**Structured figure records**
==============================

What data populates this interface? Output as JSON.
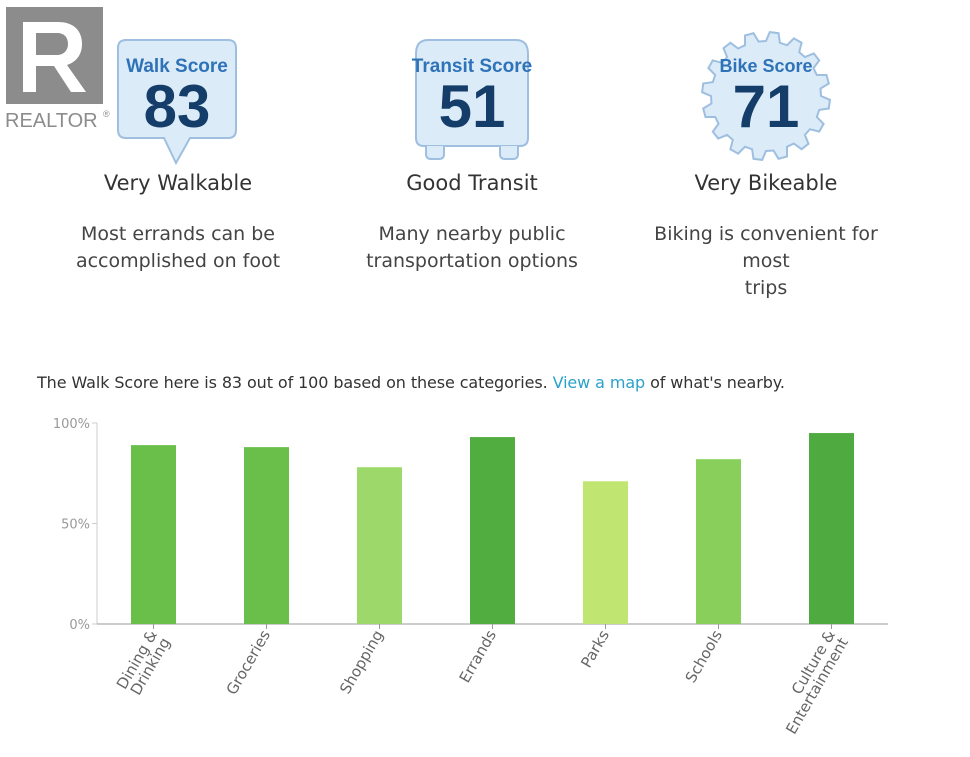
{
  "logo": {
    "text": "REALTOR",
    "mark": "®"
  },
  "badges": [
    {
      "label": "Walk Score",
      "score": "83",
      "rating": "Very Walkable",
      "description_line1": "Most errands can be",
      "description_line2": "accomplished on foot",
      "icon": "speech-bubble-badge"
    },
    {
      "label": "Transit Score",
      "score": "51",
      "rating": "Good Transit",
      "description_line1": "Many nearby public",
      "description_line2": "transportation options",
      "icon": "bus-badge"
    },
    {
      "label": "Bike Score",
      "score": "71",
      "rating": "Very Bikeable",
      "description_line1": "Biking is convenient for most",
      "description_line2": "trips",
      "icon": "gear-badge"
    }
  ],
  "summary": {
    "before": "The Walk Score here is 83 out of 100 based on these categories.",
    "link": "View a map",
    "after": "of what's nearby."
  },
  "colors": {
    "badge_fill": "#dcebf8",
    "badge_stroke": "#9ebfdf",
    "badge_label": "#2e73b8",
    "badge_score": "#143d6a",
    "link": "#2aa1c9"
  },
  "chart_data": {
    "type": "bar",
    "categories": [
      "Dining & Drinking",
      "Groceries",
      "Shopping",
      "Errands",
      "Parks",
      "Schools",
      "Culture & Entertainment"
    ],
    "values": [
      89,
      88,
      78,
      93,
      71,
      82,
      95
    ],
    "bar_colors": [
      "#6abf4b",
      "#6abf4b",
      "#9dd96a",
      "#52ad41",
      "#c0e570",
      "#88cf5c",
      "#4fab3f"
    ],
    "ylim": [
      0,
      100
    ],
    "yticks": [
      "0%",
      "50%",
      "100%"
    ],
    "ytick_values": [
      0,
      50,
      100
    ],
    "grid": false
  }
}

==============================

From the data above, copy each line where the string "Very" appears.

      "rating": "Very Walkable",
      "rating": "Very Bikeable",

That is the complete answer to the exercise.